(EXERCISE DIRECTIONS):
Repeat the whole of the data, keeping every detail the same.

.....

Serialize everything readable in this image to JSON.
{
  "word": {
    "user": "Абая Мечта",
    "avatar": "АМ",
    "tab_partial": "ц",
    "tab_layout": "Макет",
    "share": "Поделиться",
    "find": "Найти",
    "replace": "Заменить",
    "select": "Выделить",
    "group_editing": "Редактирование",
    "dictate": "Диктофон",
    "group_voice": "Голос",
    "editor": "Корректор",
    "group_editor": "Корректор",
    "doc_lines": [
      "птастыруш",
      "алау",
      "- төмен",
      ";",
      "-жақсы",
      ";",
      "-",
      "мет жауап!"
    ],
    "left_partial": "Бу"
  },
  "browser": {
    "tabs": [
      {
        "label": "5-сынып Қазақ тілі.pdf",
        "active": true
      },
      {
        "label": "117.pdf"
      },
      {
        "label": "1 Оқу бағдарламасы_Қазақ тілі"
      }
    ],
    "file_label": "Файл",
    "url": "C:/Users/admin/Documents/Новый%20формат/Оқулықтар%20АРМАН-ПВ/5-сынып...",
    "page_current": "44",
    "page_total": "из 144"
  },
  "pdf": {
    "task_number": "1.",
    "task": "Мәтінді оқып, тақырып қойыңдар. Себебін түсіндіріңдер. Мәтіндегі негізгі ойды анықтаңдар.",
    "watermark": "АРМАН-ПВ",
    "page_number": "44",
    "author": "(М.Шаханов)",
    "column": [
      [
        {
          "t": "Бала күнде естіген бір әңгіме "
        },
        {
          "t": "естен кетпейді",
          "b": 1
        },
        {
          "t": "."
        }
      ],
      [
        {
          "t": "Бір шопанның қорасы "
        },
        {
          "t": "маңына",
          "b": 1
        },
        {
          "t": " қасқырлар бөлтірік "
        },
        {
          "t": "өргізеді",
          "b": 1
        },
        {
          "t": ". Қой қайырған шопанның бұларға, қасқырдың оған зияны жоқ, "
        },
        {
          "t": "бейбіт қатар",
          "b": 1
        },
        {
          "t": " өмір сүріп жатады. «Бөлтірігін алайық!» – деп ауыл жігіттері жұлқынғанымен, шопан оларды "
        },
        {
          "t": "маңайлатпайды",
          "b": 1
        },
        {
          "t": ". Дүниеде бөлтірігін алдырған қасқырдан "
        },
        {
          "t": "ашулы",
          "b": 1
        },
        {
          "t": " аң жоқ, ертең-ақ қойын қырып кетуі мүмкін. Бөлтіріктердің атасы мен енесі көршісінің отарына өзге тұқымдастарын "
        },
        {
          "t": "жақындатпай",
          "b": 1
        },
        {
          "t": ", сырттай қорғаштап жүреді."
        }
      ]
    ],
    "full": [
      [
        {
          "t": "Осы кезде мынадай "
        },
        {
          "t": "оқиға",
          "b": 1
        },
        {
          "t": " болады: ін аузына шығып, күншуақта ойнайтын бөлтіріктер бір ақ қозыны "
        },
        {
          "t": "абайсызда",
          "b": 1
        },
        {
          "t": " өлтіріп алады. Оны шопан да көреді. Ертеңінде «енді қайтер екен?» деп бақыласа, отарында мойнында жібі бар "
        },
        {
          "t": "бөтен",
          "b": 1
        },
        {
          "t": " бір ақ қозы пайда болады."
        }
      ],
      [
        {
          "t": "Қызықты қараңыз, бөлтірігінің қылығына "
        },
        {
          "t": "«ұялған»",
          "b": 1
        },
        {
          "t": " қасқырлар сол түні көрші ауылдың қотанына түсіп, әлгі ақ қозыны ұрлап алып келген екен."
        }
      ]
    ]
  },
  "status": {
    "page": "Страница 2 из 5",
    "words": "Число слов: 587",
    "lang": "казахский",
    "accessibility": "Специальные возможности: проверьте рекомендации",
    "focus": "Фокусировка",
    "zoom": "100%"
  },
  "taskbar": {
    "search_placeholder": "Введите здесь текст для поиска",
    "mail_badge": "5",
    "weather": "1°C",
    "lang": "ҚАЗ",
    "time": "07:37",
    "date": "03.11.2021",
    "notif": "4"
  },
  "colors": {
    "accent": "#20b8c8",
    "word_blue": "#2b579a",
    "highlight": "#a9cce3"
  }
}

.....

(THE RESULT):
Serialize everything readable in this image to JSON.
{
  "word": {
    "user": "Абая Мечта",
    "avatar": "АМ",
    "tab_partial": "ц",
    "tab_layout": "Макет",
    "share": "Поделиться",
    "find": "Найти",
    "replace": "Заменить",
    "select": "Выделить",
    "group_editing": "Редактирование",
    "dictate": "Диктофон",
    "group_voice": "Голос",
    "editor": "Корректор",
    "group_editor": "Корректор",
    "doc_lines": [
      "птастыруш",
      "алау",
      "- төмен",
      ";",
      "-жақсы",
      ";",
      "-",
      "мет жауап!"
    ],
    "left_partial": "Бу"
  },
  "browser": {
    "tabs": [
      {
        "label": "5-сынып Қазақ тілі.pdf",
        "active": true
      },
      {
        "label": "117.pdf"
      },
      {
        "label": "1 Оқу бағдарламасы_Қазақ тілі"
      }
    ],
    "file_label": "Файл",
    "url": "C:/Users/admin/Documents/Новый%20формат/Оқулықтар%20АРМАН-ПВ/5-сынып...",
    "page_current": "44",
    "page_total": "из 144"
  },
  "pdf": {
    "task_number": "1.",
    "task": "Мәтінді оқып, тақырып қойыңдар. Себебін түсіндіріңдер. Мәтіндегі негізгі ойды анықтаңдар.",
    "watermark": "АРМАН-ПВ",
    "page_number": "44",
    "author": "(М.Шаханов)",
    "column": [
      [
        {
          "t": "Бала күнде естіген бір әңгіме "
        },
        {
          "t": "естен кетпейді",
          "b": 1
        },
        {
          "t": "."
        }
      ],
      [
        {
          "t": "Бір шопанның қорасы "
        },
        {
          "t": "маңына",
          "b": 1
        },
        {
          "t": " қасқырлар бөлтірік "
        },
        {
          "t": "өргізеді",
          "b": 1
        },
        {
          "t": ". Қой қайырған шопанның бұларға, қасқырдың оған зияны жоқ, "
        },
        {
          "t": "бейбіт қатар",
          "b": 1
        },
        {
          "t": " өмір сүріп жатады. «Бөлтірігін алайық!» – деп ауыл жігіттері жұлқынғанымен, шопан оларды "
        },
        {
          "t": "маңайлатпайды",
          "b": 1
        },
        {
          "t": ". Дүниеде бөлтірігін алдырған қасқырдан "
        },
        {
          "t": "ашулы",
          "b": 1
        },
        {
          "t": " аң жоқ, ертең-ақ қойын қырып кетуі мүмкін. Бөлтіріктердің атасы мен енесі көршісінің отарына өзге тұқымдастарын "
        },
        {
          "t": "жақындатпай",
          "b": 1
        },
        {
          "t": ", сырттай қорғаштап жүреді."
        }
      ]
    ],
    "full": [
      [
        {
          "t": "Осы кезде мынадай "
        },
        {
          "t": "оқиға",
          "b": 1
        },
        {
          "t": " болады: ін аузына шығып, күншуақта ойнайтын бөлтіріктер бір ақ қозыны "
        },
        {
          "t": "абайсызда",
          "b": 1
        },
        {
          "t": " өлтіріп алады. Оны шопан да көреді. Ертеңінде «енді қайтер екен?» деп бақыласа, отарында мойнында жібі бар "
        },
        {
          "t": "бөтен",
          "b": 1
        },
        {
          "t": " бір ақ қозы пайда болады."
        }
      ],
      [
        {
          "t": "Қызықты қараңыз, бөлтірігінің қылығына "
        },
        {
          "t": "«ұялған»",
          "b": 1
        },
        {
          "t": " қасқырлар сол түні көрші ауылдың қотанына түсіп, әлгі ақ қозыны ұрлап алып келген екен."
        }
      ]
    ]
  },
  "status": {
    "page": "Страница 2 из 5",
    "words": "Число слов: 587",
    "lang": "казахский",
    "accessibility": "Специальные возможности: проверьте рекомендации",
    "focus": "Фокусировка",
    "zoom": "100%"
  },
  "taskbar": {
    "search_placeholder": "Введите здесь текст для поиска",
    "mail_badge": "5",
    "weather": "1°C",
    "lang": "ҚАЗ",
    "time": "07:37",
    "date": "03.11.2021",
    "notif": "4"
  },
  "colors": {
    "accent": "#20b8c8",
    "word_blue": "#2b579a",
    "highlight": "#a9cce3"
  }
}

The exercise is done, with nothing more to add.